Begin

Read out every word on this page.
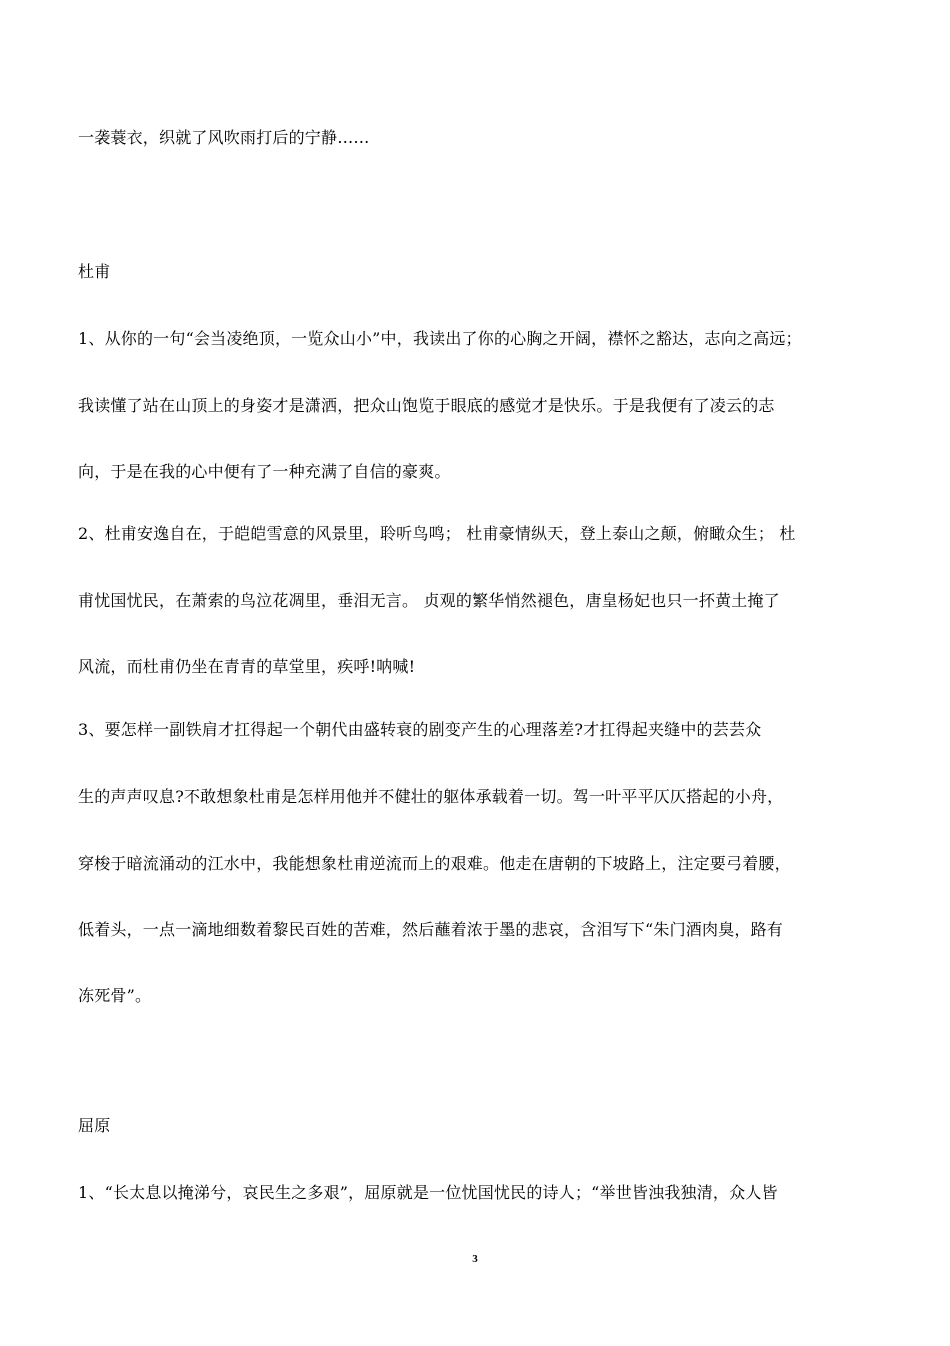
一袭蓑衣，织就了风吹雨打后的宁静……
杜甫
1、从你的一句“会当凌绝顶，一览众山小”中，我读出了你的心胸之开阔，襟怀之豁达，志向之高远；
我读懂了站在山顶上的身姿才是潇洒，把众山饱览于眼底的感觉才是快乐。于是我便有了凌云的志
向，于是在我的心中便有了一种充满了自信的豪爽。
2、杜甫安逸自在，于皑皑雪意的风景里，聆听鸟鸣； 杜甫豪情纵天，登上泰山之颠，俯瞰众生； 杜
甫忧国忧民，在萧索的鸟泣花凋里，垂泪无言。 贞观的繁华悄然褪色，唐皇杨妃也只一抔黄土掩了
风流，而杜甫仍坐在青青的草堂里，疾呼!呐喊!
3、要怎样一副铁肩才扛得起一个朝代由盛转衰的剧变产生的心理落差?才扛得起夹缝中的芸芸众
生的声声叹息?不敢想象杜甫是怎样用他并不健壮的躯体承载着一切。驾一叶平平仄仄搭起的小舟，
穿梭于暗流涌动的江水中，我能想象杜甫逆流而上的艰难。他走在唐朝的下坡路上，注定要弓着腰，
低着头，一点一滴地细数着黎民百姓的苦难，然后蘸着浓于墨的悲哀，含泪写下“朱门酒肉臭，路有
冻死骨”。
屈原
1、“长太息以掩涕兮，哀民生之多艰”，屈原就是一位忧国忧民的诗人；“举世皆浊我独清，众人皆
3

End

▸ **Directive**:
Write the lines above out again exactly, without any of their pictures.

▸ **Result of the exercise**:
Read out every word on this page.
一袭蓑衣，织就了风吹雨打后的宁静……
杜甫
1、从你的一句“会当凌绝顶，一览众山小”中，我读出了你的心胸之开阔，襟怀之豁达，志向之高远；
我读懂了站在山顶上的身姿才是潇洒，把众山饱览于眼底的感觉才是快乐。于是我便有了凌云的志
向，于是在我的心中便有了一种充满了自信的豪爽。
2、杜甫安逸自在，于皑皑雪意的风景里，聆听鸟鸣； 杜甫豪情纵天，登上泰山之颠，俯瞰众生； 杜
甫忧国忧民，在萧索的鸟泣花凋里，垂泪无言。 贞观的繁华悄然褪色，唐皇杨妃也只一抔黄土掩了
风流，而杜甫仍坐在青青的草堂里，疾呼!呐喊!
3、要怎样一副铁肩才扛得起一个朝代由盛转衰的剧变产生的心理落差?才扛得起夹缝中的芸芸众
生的声声叹息?不敢想象杜甫是怎样用他并不健壮的躯体承载着一切。驾一叶平平仄仄搭起的小舟，
穿梭于暗流涌动的江水中，我能想象杜甫逆流而上的艰难。他走在唐朝的下坡路上，注定要弓着腰，
低着头，一点一滴地细数着黎民百姓的苦难，然后蘸着浓于墨的悲哀，含泪写下“朱门酒肉臭，路有
冻死骨”。
屈原
1、“长太息以掩涕兮，哀民生之多艰”，屈原就是一位忧国忧民的诗人；“举世皆浊我独清，众人皆
3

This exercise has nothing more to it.